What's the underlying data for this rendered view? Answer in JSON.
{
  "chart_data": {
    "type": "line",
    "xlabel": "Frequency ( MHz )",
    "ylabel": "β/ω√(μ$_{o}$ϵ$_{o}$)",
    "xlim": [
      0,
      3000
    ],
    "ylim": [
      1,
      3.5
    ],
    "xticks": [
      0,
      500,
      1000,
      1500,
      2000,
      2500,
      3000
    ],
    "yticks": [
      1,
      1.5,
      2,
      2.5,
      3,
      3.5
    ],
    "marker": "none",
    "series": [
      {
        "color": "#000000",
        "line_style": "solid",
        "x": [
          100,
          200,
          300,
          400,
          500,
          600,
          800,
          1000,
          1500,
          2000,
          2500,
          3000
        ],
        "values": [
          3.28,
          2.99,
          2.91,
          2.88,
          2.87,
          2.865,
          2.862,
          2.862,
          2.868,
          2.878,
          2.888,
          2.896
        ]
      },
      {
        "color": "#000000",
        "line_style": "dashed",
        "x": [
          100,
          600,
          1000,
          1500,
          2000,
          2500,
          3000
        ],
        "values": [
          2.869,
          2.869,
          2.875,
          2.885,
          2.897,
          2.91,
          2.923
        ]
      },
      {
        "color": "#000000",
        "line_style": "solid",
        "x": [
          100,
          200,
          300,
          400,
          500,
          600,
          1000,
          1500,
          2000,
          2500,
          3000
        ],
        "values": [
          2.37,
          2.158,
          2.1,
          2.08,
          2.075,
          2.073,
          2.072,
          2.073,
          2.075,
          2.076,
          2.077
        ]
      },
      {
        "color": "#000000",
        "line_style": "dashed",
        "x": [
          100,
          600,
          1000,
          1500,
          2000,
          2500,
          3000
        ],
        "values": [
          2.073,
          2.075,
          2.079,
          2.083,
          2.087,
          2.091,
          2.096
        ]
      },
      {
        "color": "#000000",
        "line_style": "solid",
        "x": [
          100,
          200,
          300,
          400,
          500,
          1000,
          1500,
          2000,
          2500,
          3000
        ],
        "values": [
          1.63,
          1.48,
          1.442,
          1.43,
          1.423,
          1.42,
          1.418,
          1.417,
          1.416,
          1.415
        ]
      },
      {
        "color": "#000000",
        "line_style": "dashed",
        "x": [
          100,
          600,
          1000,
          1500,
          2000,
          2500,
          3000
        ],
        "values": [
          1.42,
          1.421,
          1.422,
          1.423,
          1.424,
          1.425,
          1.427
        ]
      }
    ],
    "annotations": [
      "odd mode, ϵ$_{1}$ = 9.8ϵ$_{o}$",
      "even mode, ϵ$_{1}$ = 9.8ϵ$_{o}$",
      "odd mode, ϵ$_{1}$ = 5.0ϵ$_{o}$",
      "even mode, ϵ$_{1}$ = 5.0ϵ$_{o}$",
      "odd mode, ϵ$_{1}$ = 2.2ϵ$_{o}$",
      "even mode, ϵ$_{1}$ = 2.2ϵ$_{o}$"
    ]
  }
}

▬▬▬

What is expected — Copy every line of the material in which the word "even" occurs.

Reply to the exercise —
      "even mode, ϵ$_{1}$ = 9.8ϵ$_{o}$",
      "even mode, ϵ$_{1}$ = 5.0ϵ$_{o}$",
      "even mode, ϵ$_{1}$ = 2.2ϵ$_{o}$"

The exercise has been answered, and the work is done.